→ PROBLEM TO WORK ON:
Please output exactly the run of lines that starts at the line with "Extract all readable text from this page." and ends at the last line of the records below.

→ RECORDS PROVIDED:
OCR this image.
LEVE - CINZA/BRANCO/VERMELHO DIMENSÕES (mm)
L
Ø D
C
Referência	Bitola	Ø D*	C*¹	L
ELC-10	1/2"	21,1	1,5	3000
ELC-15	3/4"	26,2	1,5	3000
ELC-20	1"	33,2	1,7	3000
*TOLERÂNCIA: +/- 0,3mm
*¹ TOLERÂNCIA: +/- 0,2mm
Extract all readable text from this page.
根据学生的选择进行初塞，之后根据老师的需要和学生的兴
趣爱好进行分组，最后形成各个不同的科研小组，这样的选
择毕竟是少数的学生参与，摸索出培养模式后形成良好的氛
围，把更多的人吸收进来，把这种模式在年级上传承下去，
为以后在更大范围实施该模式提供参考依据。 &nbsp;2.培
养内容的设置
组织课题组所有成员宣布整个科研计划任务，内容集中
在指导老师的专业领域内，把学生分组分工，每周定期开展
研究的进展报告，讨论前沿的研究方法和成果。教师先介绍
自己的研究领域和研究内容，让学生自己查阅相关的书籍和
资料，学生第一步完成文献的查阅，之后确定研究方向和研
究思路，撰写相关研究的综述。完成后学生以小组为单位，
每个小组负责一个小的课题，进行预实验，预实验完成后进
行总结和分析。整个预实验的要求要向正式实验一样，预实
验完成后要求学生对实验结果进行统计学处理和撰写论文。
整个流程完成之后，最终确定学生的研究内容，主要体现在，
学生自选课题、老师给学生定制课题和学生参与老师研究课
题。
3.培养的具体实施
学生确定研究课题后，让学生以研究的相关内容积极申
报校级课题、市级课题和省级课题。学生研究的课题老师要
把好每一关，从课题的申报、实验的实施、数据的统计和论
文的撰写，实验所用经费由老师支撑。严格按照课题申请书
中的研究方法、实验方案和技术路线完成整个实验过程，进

→ WORKED ANSWER:
Extract all readable text from this page.
根据学生的选择进行初塞，之后根据老师的需要和学生的兴
趣爱好进行分组，最后形成各个不同的科研小组，这样的选
择毕竟是少数的学生参与，摸索出培养模式后形成良好的氛
围，把更多的人吸收进来，把这种模式在年级上传承下去，
为以后在更大范围实施该模式提供参考依据。 &nbsp;2.培
养内容的设置
组织课题组所有成员宣布整个科研计划任务，内容集中
在指导老师的专业领域内，把学生分组分工，每周定期开展
研究的进展报告，讨论前沿的研究方法和成果。教师先介绍
自己的研究领域和研究内容，让学生自己查阅相关的书籍和
资料，学生第一步完成文献的查阅，之后确定研究方向和研
究思路，撰写相关研究的综述。完成后学生以小组为单位，
每个小组负责一个小的课题，进行预实验，预实验完成后进
行总结和分析。整个预实验的要求要向正式实验一样，预实
验完成后要求学生对实验结果进行统计学处理和撰写论文。
整个流程完成之后，最终确定学生的研究内容，主要体现在，
学生自选课题、老师给学生定制课题和学生参与老师研究课
题。
3.培养的具体实施
学生确定研究课题后，让学生以研究的相关内容积极申
报校级课题、市级课题和省级课题。学生研究的课题老师要
把好每一关，从课题的申报、实验的实施、数据的统计和论
文的撰写，实验所用经费由老师支撑。严格按照课题申请书
中的研究方法、实验方案和技术路线完成整个实验过程，进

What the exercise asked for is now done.